* **WORK TO COMPLETE**: Read through the entries below and return each line with the word "JSON".

* **DATA**:
################
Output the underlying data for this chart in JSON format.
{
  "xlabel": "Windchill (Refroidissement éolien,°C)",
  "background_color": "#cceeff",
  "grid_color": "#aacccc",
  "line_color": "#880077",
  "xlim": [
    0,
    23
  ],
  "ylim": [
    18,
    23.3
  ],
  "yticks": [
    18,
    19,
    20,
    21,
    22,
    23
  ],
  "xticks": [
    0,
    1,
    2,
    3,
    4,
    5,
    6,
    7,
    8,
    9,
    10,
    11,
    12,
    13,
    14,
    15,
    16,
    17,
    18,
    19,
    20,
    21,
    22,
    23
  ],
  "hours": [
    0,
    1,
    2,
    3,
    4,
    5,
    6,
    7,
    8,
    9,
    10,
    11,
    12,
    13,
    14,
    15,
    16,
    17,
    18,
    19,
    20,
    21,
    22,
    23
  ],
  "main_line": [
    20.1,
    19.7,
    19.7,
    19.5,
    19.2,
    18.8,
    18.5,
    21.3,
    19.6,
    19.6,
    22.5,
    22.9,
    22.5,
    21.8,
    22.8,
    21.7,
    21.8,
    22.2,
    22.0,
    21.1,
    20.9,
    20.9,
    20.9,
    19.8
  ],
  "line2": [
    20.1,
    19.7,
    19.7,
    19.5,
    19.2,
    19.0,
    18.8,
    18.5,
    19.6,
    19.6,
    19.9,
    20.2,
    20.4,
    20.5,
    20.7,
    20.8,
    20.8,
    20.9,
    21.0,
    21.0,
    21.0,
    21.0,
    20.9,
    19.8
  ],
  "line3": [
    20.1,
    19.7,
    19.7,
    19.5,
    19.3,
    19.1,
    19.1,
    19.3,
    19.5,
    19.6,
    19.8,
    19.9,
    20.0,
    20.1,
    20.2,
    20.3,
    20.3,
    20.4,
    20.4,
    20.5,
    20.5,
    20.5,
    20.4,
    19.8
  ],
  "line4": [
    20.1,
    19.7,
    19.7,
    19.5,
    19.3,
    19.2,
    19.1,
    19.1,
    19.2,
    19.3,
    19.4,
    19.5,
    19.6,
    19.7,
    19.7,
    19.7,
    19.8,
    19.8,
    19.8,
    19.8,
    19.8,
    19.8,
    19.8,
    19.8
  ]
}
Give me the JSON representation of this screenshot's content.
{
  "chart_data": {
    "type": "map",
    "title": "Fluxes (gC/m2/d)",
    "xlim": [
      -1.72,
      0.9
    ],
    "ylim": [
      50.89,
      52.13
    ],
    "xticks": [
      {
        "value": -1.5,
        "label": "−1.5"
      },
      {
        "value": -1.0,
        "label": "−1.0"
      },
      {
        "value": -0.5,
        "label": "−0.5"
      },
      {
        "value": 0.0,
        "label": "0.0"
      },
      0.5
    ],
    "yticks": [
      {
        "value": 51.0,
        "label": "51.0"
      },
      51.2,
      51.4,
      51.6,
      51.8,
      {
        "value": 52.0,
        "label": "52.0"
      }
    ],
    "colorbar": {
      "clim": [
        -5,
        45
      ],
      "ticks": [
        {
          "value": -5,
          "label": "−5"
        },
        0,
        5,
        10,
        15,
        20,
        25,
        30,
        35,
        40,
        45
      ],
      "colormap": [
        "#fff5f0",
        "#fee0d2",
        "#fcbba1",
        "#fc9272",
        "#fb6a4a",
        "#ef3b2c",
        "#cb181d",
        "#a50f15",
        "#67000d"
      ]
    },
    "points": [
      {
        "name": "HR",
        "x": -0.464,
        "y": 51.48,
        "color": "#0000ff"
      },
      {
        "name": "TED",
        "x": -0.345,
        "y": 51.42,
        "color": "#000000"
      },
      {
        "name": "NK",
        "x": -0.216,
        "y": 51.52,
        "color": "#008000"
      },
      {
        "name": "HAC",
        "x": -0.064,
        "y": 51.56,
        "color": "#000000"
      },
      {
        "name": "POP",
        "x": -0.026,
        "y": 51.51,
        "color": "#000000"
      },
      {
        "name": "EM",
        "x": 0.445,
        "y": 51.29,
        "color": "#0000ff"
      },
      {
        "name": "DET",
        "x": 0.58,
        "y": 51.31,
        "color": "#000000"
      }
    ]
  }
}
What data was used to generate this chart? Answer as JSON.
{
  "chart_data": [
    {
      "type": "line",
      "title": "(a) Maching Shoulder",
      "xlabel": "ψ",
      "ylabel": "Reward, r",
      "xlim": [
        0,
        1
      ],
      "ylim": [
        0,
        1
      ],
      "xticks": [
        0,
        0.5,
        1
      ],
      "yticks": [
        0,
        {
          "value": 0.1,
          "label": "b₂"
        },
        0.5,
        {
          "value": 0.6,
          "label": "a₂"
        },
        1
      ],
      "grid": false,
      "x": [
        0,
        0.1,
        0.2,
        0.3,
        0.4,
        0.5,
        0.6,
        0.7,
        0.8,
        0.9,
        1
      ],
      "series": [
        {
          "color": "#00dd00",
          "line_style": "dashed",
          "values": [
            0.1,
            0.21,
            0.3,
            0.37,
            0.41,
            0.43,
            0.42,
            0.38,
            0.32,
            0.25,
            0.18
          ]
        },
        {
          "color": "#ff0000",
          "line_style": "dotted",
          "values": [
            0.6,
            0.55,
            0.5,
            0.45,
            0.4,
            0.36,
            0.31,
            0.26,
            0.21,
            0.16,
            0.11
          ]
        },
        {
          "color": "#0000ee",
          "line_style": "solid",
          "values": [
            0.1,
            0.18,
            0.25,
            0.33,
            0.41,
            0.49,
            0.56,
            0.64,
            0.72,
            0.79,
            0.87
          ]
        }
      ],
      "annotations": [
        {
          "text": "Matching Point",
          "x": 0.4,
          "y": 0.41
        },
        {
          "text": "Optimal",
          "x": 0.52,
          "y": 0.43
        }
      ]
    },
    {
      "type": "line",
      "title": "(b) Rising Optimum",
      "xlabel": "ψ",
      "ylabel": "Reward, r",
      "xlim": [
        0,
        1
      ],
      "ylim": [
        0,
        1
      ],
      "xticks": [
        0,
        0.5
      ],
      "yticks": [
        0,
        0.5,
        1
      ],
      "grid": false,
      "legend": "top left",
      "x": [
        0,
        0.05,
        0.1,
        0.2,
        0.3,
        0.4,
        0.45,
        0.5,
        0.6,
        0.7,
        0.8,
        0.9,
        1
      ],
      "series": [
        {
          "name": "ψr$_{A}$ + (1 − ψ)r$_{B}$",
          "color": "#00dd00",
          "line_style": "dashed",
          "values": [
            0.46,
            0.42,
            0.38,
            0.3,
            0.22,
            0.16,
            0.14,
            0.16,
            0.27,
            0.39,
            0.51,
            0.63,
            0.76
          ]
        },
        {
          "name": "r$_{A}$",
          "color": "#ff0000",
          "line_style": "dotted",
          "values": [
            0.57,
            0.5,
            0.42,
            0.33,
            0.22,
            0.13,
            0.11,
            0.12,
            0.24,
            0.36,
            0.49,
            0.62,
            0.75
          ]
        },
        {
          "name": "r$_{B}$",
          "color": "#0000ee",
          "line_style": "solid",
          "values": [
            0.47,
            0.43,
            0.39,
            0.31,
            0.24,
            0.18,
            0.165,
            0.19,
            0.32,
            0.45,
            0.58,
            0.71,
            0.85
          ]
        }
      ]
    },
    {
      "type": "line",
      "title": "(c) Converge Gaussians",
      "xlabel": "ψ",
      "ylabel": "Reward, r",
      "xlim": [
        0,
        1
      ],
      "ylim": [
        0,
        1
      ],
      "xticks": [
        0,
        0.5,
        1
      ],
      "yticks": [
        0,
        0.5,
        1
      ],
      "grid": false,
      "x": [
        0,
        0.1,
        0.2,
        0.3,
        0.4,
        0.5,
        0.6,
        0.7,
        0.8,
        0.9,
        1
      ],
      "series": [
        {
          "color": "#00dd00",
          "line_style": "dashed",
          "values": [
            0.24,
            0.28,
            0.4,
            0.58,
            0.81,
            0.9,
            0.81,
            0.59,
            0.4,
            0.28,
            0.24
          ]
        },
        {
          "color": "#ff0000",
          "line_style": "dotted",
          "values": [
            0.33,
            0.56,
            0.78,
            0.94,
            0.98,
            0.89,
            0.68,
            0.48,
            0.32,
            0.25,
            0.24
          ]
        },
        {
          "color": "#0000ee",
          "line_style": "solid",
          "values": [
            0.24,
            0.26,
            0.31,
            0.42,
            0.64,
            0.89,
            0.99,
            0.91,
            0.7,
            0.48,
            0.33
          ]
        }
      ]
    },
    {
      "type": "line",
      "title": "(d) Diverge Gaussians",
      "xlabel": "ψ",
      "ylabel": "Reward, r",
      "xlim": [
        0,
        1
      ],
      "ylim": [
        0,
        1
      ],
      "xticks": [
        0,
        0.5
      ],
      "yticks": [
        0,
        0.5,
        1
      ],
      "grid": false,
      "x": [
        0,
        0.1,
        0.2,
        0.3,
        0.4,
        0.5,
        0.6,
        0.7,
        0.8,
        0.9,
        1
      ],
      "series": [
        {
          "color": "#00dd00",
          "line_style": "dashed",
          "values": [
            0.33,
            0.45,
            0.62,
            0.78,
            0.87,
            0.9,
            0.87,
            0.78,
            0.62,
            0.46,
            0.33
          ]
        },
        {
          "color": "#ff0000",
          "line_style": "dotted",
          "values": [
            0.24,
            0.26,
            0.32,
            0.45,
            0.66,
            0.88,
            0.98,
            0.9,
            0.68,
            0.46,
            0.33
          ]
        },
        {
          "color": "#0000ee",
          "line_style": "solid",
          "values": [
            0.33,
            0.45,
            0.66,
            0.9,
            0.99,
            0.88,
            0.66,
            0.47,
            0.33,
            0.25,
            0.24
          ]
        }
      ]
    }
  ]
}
################
* **ANSWER**:
Output the underlying data for this chart in JSON format.
Give me the JSON representation of this screenshot's content.
What data was used to generate this chart? Answer as JSON.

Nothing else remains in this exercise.